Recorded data
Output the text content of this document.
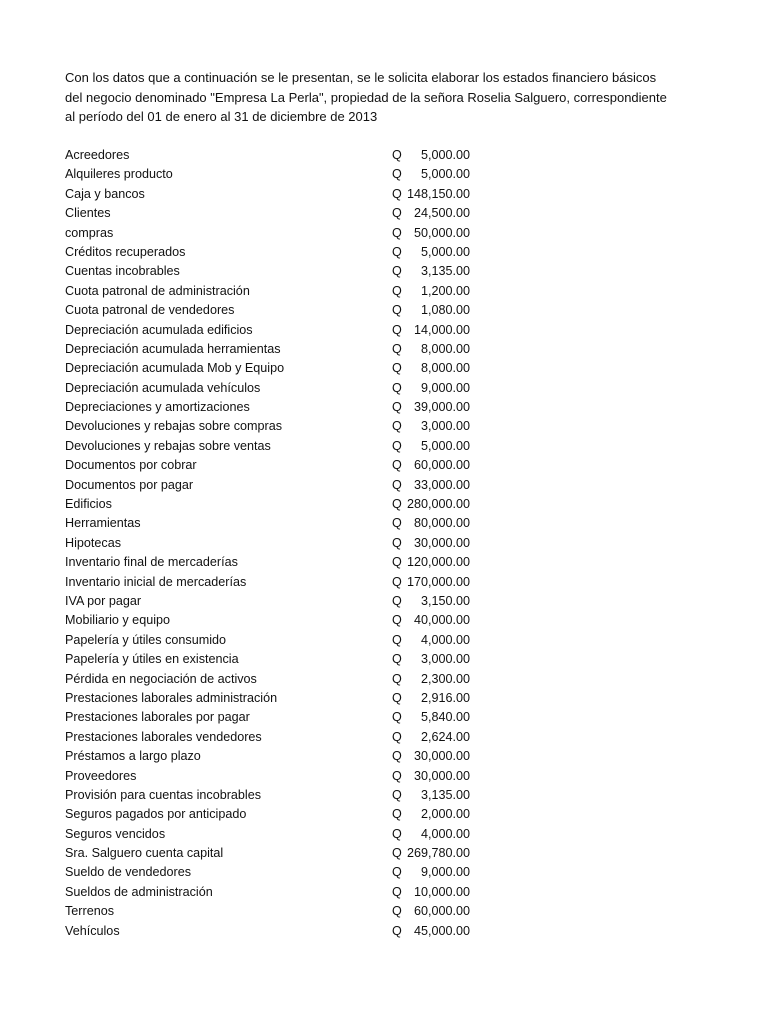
Con los datos que a continuación se le presentan, se le solicita elaborar los estados financiero básicos
del negocio denominado "Empresa La Perla", propiedad de la señora Roselia Salguero, correspondiente
al período del 01 de enero al 31 de diciembre de 2013
Acreedores	Q 5,000.00
Alquileres producto	Q 5,000.00
Caja y bancos	Q 148,150.00
Clientes	Q 24,500.00
compras	Q 50,000.00
Créditos recuperados	Q 5,000.00
Cuentas incobrables	Q 3,135.00
Cuota patronal de administración	Q 1,200.00
Cuota patronal de vendedores	Q 1,080.00
Depreciación acumulada edificios	Q 14,000.00
Depreciación acumulada herramientas	Q 8,000.00
Depreciación acumulada Mob y Equipo	Q 8,000.00
Depreciación acumulada vehículos	Q 9,000.00
Depreciaciones y amortizaciones	Q 39,000.00
Devoluciones y rebajas sobre compras	Q 3,000.00
Devoluciones y rebajas sobre ventas	Q 5,000.00
Documentos por cobrar	Q 60,000.00
Documentos por pagar	Q 33,000.00
Edificios	Q 280,000.00
Herramientas	Q 80,000.00
Hipotecas	Q 30,000.00
Inventario final de mercaderías	Q 120,000.00
Inventario inicial de mercaderías	Q 170,000.00
IVA por pagar	Q 3,150.00
Mobiliario y equipo	Q 40,000.00
Papelería y útiles consumido	Q 4,000.00
Papelería y útiles en existencia	Q 3,000.00
Pérdida en negociación de activos	Q 2,300.00
Prestaciones laborales administración	Q 2,916.00
Prestaciones laborales por pagar	Q 5,840.00
Prestaciones laborales vendedores	Q 2,624.00
Préstamos a largo plazo	Q 30,000.00
Proveedores	Q 30,000.00
Provisión para cuentas incobrables	Q 3,135.00
Seguros pagados por anticipado	Q 2,000.00
Seguros vencidos	Q 4,000.00
Sra. Salguero cuenta capital	Q 269,780.00
Sueldo de vendedores	Q 9,000.00
Sueldos de administración	Q 10,000.00
Terrenos	Q 60,000.00
Vehículos	Q 45,000.00
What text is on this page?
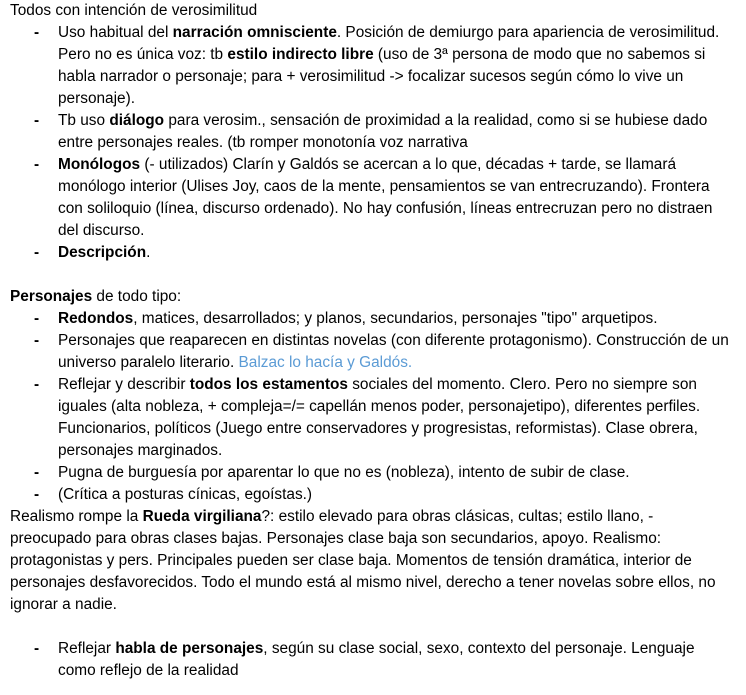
Todos con intención de verosimilitud

- Uso habitual del narración omnisciente. Posición de demiurgo para apariencia de verosimilitud. Pero no es única voz: tb estilo indirecto libre (uso de 3ª persona de modo que no sabemos si habla narrador o personaje; para + verosimilitud -> focalizar sucesos según cómo lo vive un personaje).
- Tb uso diálogo para verosim., sensación de proximidad a la realidad, como si se hubiese dado entre personajes reales. (tb romper monotonía voz narrativa
- Monólogos (- utilizados) Clarín y Galdós se acercan a lo que, décadas + tarde, se llamará monólogo interior (Ulises Joy, caos de la mente, pensamientos se van entrecruzando). Frontera con soliloquio (línea, discurso ordenado). No hay confusión, líneas entrecruzan pero no distraen del discurso.
- Descripción.

Personajes de todo tipo:

- Redondos, matices, desarrollados; y planos, secundarios, personajes "tipo" arquetipos.
- Personajes que reaparecen en distintas novelas (con diferente protagonismo). Construcción de un universo paralelo literario. Balzac lo hacía y Galdós.
- Reflejar y describir todos los estamentos sociales del momento. Clero. Pero no siempre son iguales (alta nobleza, + compleja=/= capellán menos poder, personajetipo), diferentes perfiles. Funcionarios, políticos (Juego entre conservadores y progresistas, reformistas). Clase obrera, personajes marginados.
- Pugna de burguesía por aparentar lo que no es (nobleza), intento de subir de clase.
- (Crítica a posturas cínicas, egoístas.)

Realismo rompe la Rueda virgiliana?: estilo elevado para obras clásicas, cultas; estilo llano, - preocupado para obras clases bajas. Personajes clase baja son secundarios, apoyo. Realismo: protagonistas y pers. Principales pueden ser clase baja. Momentos de tensión dramática, interior de personajes desfavorecidos. Todo el mundo está al mismo nivel, derecho a tener novelas sobre ellos, no ignorar a nadie.

- Reflejar habla de personajes, según su clase social, sexo, contexto del personaje. Lenguaje como reflejo de la realidad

WORK TO DO - Read through the data and copy every line where "pagar" shows up.

REPLY TO THE TASK -
Documentos por pagar	Q 33,000.00
IVA por pagar	Q 3,150.00
Prestaciones laborales por pagar	Q 5,840.00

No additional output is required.